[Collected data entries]
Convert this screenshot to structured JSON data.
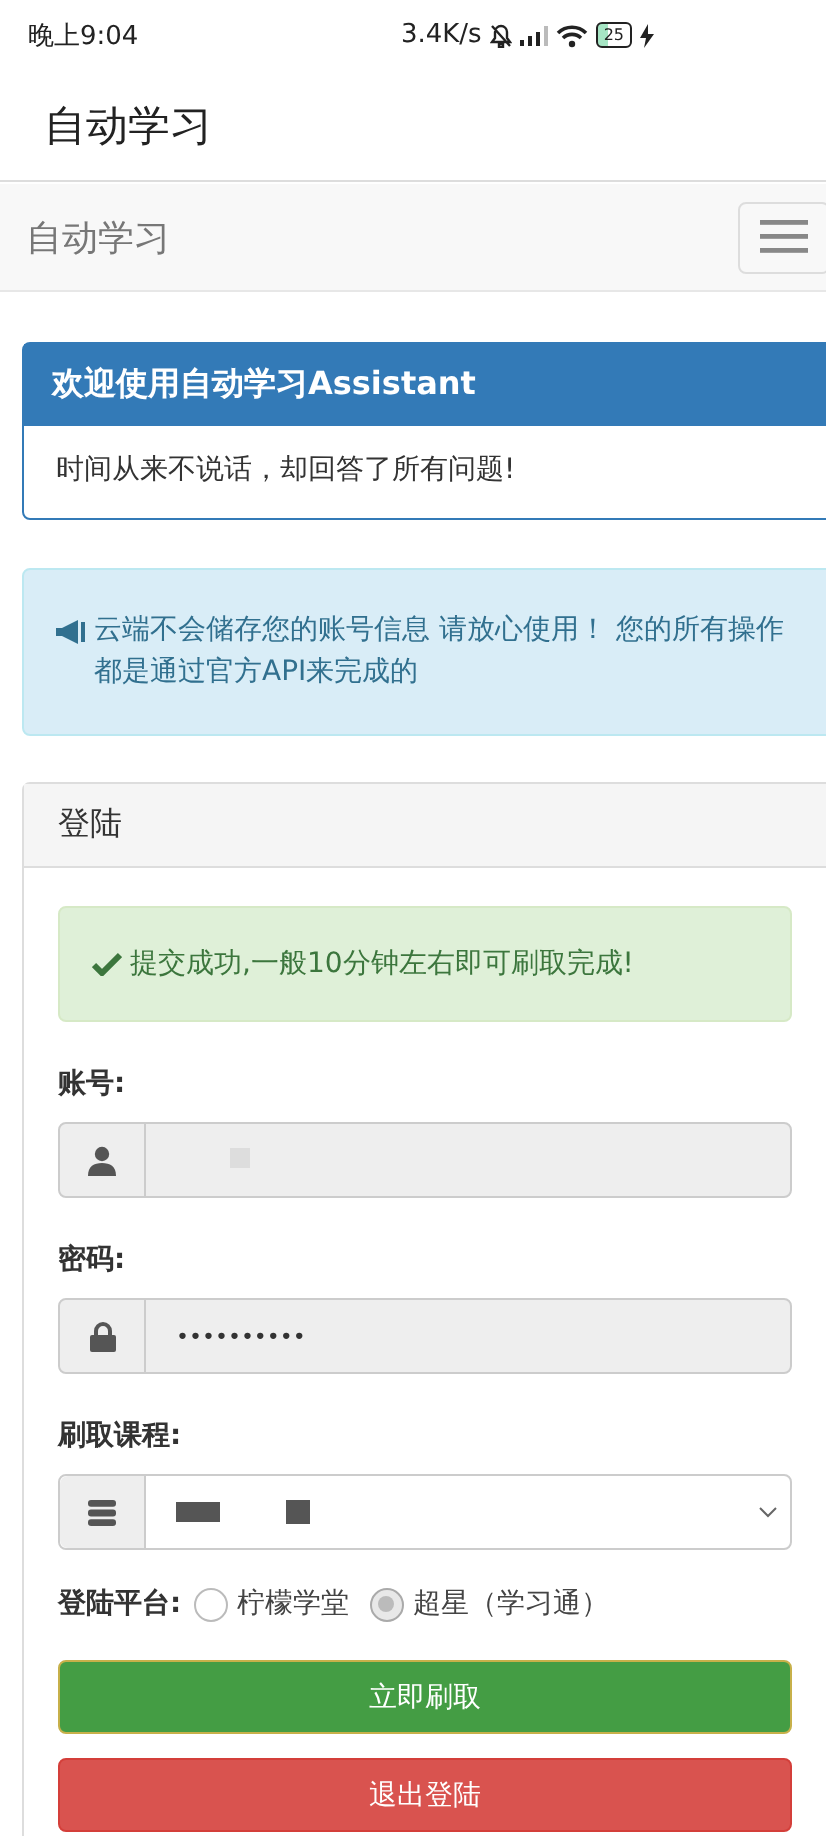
{
  "status_bar": {
    "time": "晚上9:04",
    "speed": "3.4K/s",
    "battery": "25"
  },
  "app_bar": {
    "title": "自动学习"
  },
  "navbar": {
    "brand": "自动学习"
  },
  "welcome_panel": {
    "title": "欢迎使用自动学习Assistant",
    "body": "时间从来不说话，却回答了所有问题!"
  },
  "info_alert": {
    "text": "云端不会储存您的账号信息 请放心使用！ 您的所有操作都是通过官方API来完成的"
  },
  "login_panel": {
    "title": "登陆",
    "success_alert": "提交成功,一般10分钟左右即可刷取完成!",
    "fields": [
      {
        "kind": "account",
        "label": "账号:"
      },
      {
        "kind": "password",
        "label": "密码:",
        "value": "••••••••••"
      },
      {
        "kind": "course",
        "label": "刷取课程:"
      }
    ],
    "platform": {
      "label": "登陆平台:",
      "options": [
        {
          "label": "柠檬学堂",
          "selected": false
        },
        {
          "label": "超星（学习通）",
          "selected": true
        }
      ]
    },
    "buttons": [
      {
        "kind": "primary",
        "label": "立即刷取"
      },
      {
        "kind": "danger",
        "label": "退出登陆"
      }
    ]
  }
}
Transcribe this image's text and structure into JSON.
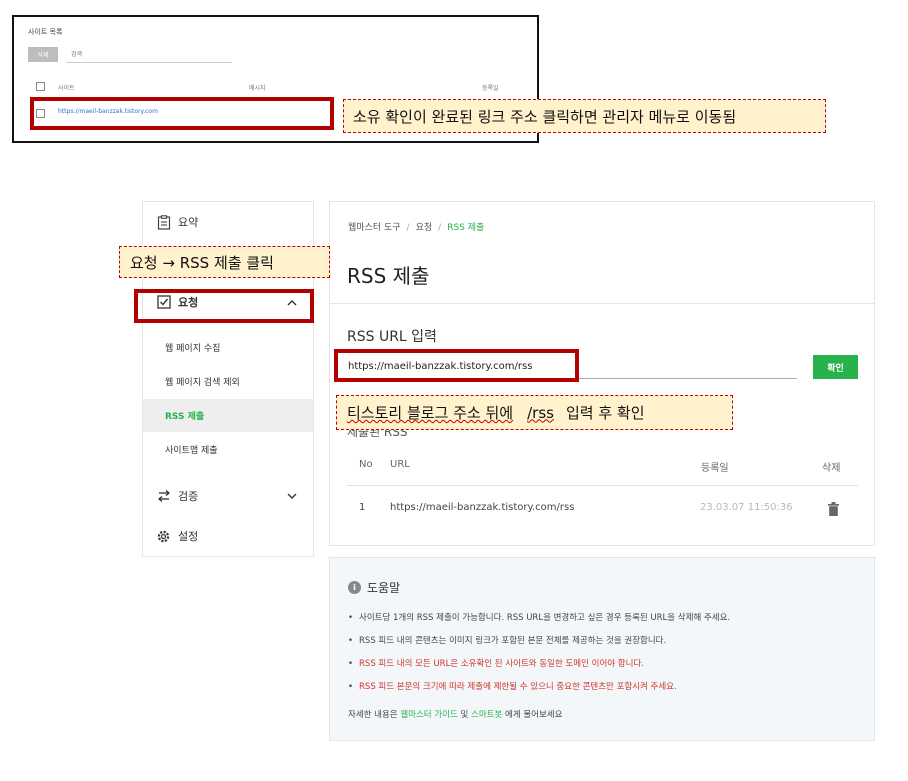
{
  "site_list": {
    "title": "사이트 목록",
    "delete_label": "삭제",
    "search_placeholder": "검색",
    "col_site": "사이트",
    "col_message": "메시지",
    "col_date": "등록일",
    "row_url": "https://maeil-banzzak.tistory.com"
  },
  "callouts": {
    "top": "소유 확인이 완료된 링크 주소 클릭하면 관리자 메뉴로 이동됨",
    "left": "요청 → RSS 제출 클릭",
    "rss": {
      "prefix": "티스토리 블로그 주소 뒤에",
      "code": "/rss",
      "suffix": "입력 후 확인"
    }
  },
  "sidebar": {
    "summary": "요약",
    "request": "요청",
    "request_items": [
      "웹 페이지 수집",
      "웹 페이지 검색 제외",
      "RSS 제출",
      "사이트맵 제출"
    ],
    "verify": "검증",
    "settings": "설정"
  },
  "main": {
    "breadcrumb": [
      "웹마스터 도구",
      "요청",
      "RSS 제출"
    ],
    "title": "RSS 제출",
    "url_label": "RSS URL 입력",
    "url_value": "https://maeil-banzzak.tistory.com/rss",
    "confirm_label": "확인",
    "hidden_sub": "제출된 RSS",
    "table": {
      "headers": [
        "No",
        "URL",
        "등록일",
        "삭제"
      ],
      "rows": [
        {
          "no": "1",
          "url": "https://maeil-banzzak.tistory.com/rss",
          "date": "23.03.07 11:50:36"
        }
      ]
    }
  },
  "help": {
    "title": "도움말",
    "items": [
      "사이트당 1개의 RSS 제출이 가능합니다. RSS URL을 변경하고 싶은 경우 등록된 URL을 삭제해 주세요.",
      "RSS 피드 내의 콘텐츠는 이미지 링크가 포함된 본문 전체를 제공하는 것을 권장합니다.",
      "RSS 피드 내의 모든 URL은 소유확인 된 사이트와 동일한 도메인 이어야 합니다.",
      "RSS 피드 본문의 크기에 따라 제출에 제한될 수 있으니 중요한 콘텐츠만 포함시켜 주세요."
    ],
    "footer_pre": "자세한 내용은",
    "footer_link1": "웹마스터 가이드",
    "footer_mid": "및",
    "footer_link2": "스마트봇",
    "footer_post": "에게 물어보세요"
  },
  "colors": {
    "accent_green": "#27b24b",
    "highlight_red": "#b30000",
    "warning_red": "#d0342c",
    "callout_bg": "#fff2cc"
  }
}
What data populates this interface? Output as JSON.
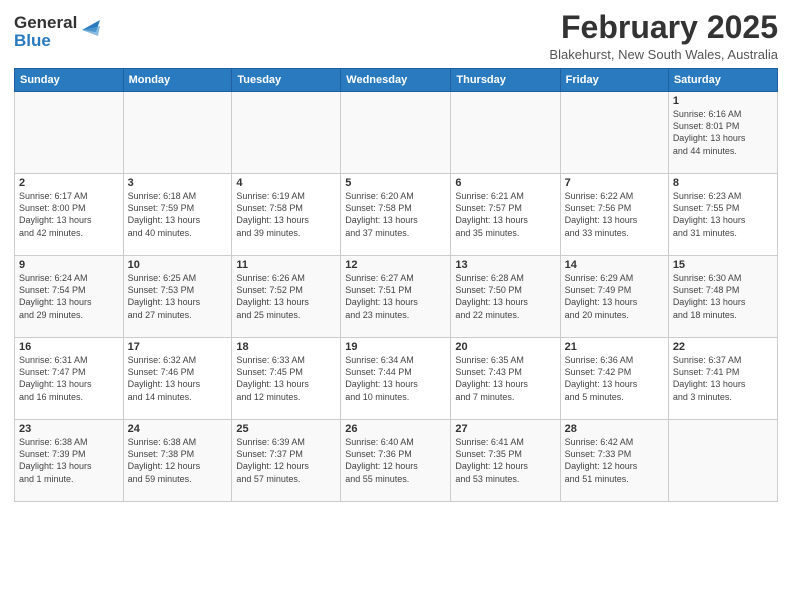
{
  "header": {
    "logo_general": "General",
    "logo_blue": "Blue",
    "month_year": "February 2025",
    "location": "Blakehurst, New South Wales, Australia"
  },
  "weekdays": [
    "Sunday",
    "Monday",
    "Tuesday",
    "Wednesday",
    "Thursday",
    "Friday",
    "Saturday"
  ],
  "weeks": [
    [
      {
        "day": "",
        "info": ""
      },
      {
        "day": "",
        "info": ""
      },
      {
        "day": "",
        "info": ""
      },
      {
        "day": "",
        "info": ""
      },
      {
        "day": "",
        "info": ""
      },
      {
        "day": "",
        "info": ""
      },
      {
        "day": "1",
        "info": "Sunrise: 6:16 AM\nSunset: 8:01 PM\nDaylight: 13 hours\nand 44 minutes."
      }
    ],
    [
      {
        "day": "2",
        "info": "Sunrise: 6:17 AM\nSunset: 8:00 PM\nDaylight: 13 hours\nand 42 minutes."
      },
      {
        "day": "3",
        "info": "Sunrise: 6:18 AM\nSunset: 7:59 PM\nDaylight: 13 hours\nand 40 minutes."
      },
      {
        "day": "4",
        "info": "Sunrise: 6:19 AM\nSunset: 7:58 PM\nDaylight: 13 hours\nand 39 minutes."
      },
      {
        "day": "5",
        "info": "Sunrise: 6:20 AM\nSunset: 7:58 PM\nDaylight: 13 hours\nand 37 minutes."
      },
      {
        "day": "6",
        "info": "Sunrise: 6:21 AM\nSunset: 7:57 PM\nDaylight: 13 hours\nand 35 minutes."
      },
      {
        "day": "7",
        "info": "Sunrise: 6:22 AM\nSunset: 7:56 PM\nDaylight: 13 hours\nand 33 minutes."
      },
      {
        "day": "8",
        "info": "Sunrise: 6:23 AM\nSunset: 7:55 PM\nDaylight: 13 hours\nand 31 minutes."
      }
    ],
    [
      {
        "day": "9",
        "info": "Sunrise: 6:24 AM\nSunset: 7:54 PM\nDaylight: 13 hours\nand 29 minutes."
      },
      {
        "day": "10",
        "info": "Sunrise: 6:25 AM\nSunset: 7:53 PM\nDaylight: 13 hours\nand 27 minutes."
      },
      {
        "day": "11",
        "info": "Sunrise: 6:26 AM\nSunset: 7:52 PM\nDaylight: 13 hours\nand 25 minutes."
      },
      {
        "day": "12",
        "info": "Sunrise: 6:27 AM\nSunset: 7:51 PM\nDaylight: 13 hours\nand 23 minutes."
      },
      {
        "day": "13",
        "info": "Sunrise: 6:28 AM\nSunset: 7:50 PM\nDaylight: 13 hours\nand 22 minutes."
      },
      {
        "day": "14",
        "info": "Sunrise: 6:29 AM\nSunset: 7:49 PM\nDaylight: 13 hours\nand 20 minutes."
      },
      {
        "day": "15",
        "info": "Sunrise: 6:30 AM\nSunset: 7:48 PM\nDaylight: 13 hours\nand 18 minutes."
      }
    ],
    [
      {
        "day": "16",
        "info": "Sunrise: 6:31 AM\nSunset: 7:47 PM\nDaylight: 13 hours\nand 16 minutes."
      },
      {
        "day": "17",
        "info": "Sunrise: 6:32 AM\nSunset: 7:46 PM\nDaylight: 13 hours\nand 14 minutes."
      },
      {
        "day": "18",
        "info": "Sunrise: 6:33 AM\nSunset: 7:45 PM\nDaylight: 13 hours\nand 12 minutes."
      },
      {
        "day": "19",
        "info": "Sunrise: 6:34 AM\nSunset: 7:44 PM\nDaylight: 13 hours\nand 10 minutes."
      },
      {
        "day": "20",
        "info": "Sunrise: 6:35 AM\nSunset: 7:43 PM\nDaylight: 13 hours\nand 7 minutes."
      },
      {
        "day": "21",
        "info": "Sunrise: 6:36 AM\nSunset: 7:42 PM\nDaylight: 13 hours\nand 5 minutes."
      },
      {
        "day": "22",
        "info": "Sunrise: 6:37 AM\nSunset: 7:41 PM\nDaylight: 13 hours\nand 3 minutes."
      }
    ],
    [
      {
        "day": "23",
        "info": "Sunrise: 6:38 AM\nSunset: 7:39 PM\nDaylight: 13 hours\nand 1 minute."
      },
      {
        "day": "24",
        "info": "Sunrise: 6:38 AM\nSunset: 7:38 PM\nDaylight: 12 hours\nand 59 minutes."
      },
      {
        "day": "25",
        "info": "Sunrise: 6:39 AM\nSunset: 7:37 PM\nDaylight: 12 hours\nand 57 minutes."
      },
      {
        "day": "26",
        "info": "Sunrise: 6:40 AM\nSunset: 7:36 PM\nDaylight: 12 hours\nand 55 minutes."
      },
      {
        "day": "27",
        "info": "Sunrise: 6:41 AM\nSunset: 7:35 PM\nDaylight: 12 hours\nand 53 minutes."
      },
      {
        "day": "28",
        "info": "Sunrise: 6:42 AM\nSunset: 7:33 PM\nDaylight: 12 hours\nand 51 minutes."
      },
      {
        "day": "",
        "info": ""
      }
    ]
  ],
  "accent_color": "#2a7abf"
}
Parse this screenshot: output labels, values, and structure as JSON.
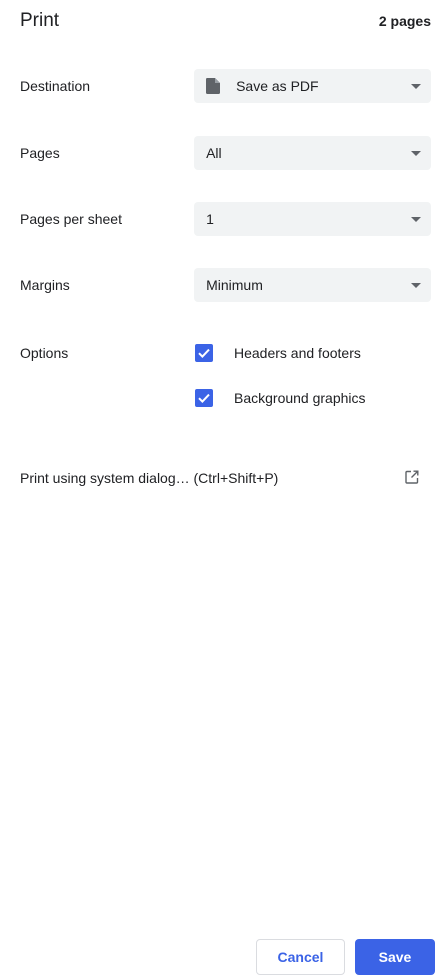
{
  "header": {
    "title": "Print",
    "page_count": "2 pages"
  },
  "destination": {
    "label": "Destination",
    "value": "Save as PDF",
    "icon": "file-icon"
  },
  "pages": {
    "label": "Pages",
    "value": "All"
  },
  "pages_per_sheet": {
    "label": "Pages per sheet",
    "value": "1"
  },
  "margins": {
    "label": "Margins",
    "value": "Minimum"
  },
  "options": {
    "label": "Options",
    "items": [
      {
        "label": "Headers and footers",
        "checked": true
      },
      {
        "label": "Background graphics",
        "checked": true
      }
    ]
  },
  "system_dialog": {
    "label": "Print using system dialog… (Ctrl+Shift+P)",
    "icon": "open-in-new-icon"
  },
  "footer": {
    "cancel_label": "Cancel",
    "save_label": "Save"
  },
  "colors": {
    "accent": "#3b63e6",
    "select_bg": "#f1f3f4",
    "text": "#202124"
  }
}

Problem details: Find each line with the string "title" and copy it out.

Solution to this exercise:
    "title": "自动学习"
    "title": "欢迎使用自动学习Assistant",
    "title": "登陆",
    "title": "사이트 목록",
    "title": "RSS 제출",
    "title": "도움말",
    "title": "Print",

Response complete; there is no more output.